**Available records**

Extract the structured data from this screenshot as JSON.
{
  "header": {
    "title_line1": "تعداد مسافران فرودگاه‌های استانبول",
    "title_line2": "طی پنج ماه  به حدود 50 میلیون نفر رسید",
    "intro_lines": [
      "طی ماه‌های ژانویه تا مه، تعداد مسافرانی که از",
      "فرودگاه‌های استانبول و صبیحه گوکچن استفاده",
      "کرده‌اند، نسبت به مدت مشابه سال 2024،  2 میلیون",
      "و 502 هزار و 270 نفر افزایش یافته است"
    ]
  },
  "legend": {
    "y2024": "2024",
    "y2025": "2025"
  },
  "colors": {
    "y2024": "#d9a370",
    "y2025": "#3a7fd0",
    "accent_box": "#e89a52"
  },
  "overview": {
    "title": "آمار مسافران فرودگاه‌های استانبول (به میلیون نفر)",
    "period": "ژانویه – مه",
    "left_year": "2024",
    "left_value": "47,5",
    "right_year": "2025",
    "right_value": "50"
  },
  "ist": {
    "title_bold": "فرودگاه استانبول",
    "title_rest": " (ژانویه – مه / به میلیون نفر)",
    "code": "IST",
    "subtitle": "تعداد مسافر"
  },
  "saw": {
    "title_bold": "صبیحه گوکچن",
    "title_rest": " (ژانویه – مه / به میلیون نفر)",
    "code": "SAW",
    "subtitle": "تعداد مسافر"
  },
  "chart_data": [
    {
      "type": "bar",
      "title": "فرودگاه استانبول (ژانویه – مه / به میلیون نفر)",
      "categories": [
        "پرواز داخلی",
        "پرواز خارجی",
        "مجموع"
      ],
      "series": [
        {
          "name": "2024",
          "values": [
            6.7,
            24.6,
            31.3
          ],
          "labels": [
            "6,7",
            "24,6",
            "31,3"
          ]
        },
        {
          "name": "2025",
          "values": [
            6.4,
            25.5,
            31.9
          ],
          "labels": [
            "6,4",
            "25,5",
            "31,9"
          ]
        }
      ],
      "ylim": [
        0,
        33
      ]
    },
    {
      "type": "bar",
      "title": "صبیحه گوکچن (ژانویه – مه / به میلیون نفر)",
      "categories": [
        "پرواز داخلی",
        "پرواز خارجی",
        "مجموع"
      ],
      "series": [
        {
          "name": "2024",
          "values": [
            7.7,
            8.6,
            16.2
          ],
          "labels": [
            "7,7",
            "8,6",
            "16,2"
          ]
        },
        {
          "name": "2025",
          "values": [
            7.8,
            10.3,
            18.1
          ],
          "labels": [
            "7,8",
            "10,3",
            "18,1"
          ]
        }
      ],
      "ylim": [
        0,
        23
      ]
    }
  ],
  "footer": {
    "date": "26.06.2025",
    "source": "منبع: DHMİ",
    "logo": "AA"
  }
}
* * *
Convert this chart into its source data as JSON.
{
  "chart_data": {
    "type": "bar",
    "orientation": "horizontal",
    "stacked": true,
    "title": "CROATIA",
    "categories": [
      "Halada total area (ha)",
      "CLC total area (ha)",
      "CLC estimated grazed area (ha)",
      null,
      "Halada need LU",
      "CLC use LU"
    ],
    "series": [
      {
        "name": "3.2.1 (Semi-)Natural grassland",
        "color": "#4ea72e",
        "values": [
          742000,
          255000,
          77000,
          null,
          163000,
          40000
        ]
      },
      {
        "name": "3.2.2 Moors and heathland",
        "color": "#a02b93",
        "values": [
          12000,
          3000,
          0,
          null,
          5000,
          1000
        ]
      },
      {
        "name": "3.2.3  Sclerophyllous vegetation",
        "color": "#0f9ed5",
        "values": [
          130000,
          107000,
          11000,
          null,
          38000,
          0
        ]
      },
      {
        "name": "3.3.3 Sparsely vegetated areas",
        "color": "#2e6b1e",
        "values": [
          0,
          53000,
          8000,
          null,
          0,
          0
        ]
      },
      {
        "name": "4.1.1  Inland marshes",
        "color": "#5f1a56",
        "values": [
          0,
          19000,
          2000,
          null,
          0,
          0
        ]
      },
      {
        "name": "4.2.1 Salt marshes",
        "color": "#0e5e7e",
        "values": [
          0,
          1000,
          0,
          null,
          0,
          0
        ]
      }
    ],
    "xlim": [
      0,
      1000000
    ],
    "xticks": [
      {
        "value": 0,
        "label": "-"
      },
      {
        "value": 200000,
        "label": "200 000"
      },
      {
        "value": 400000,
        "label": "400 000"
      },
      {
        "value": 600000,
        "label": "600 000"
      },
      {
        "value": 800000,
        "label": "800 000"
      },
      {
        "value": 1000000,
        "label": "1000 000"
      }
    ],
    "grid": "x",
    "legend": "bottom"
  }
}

**Short exercise**
Return only the number of lines in the entries that contain the string "ژانویه".

**Solution below**
6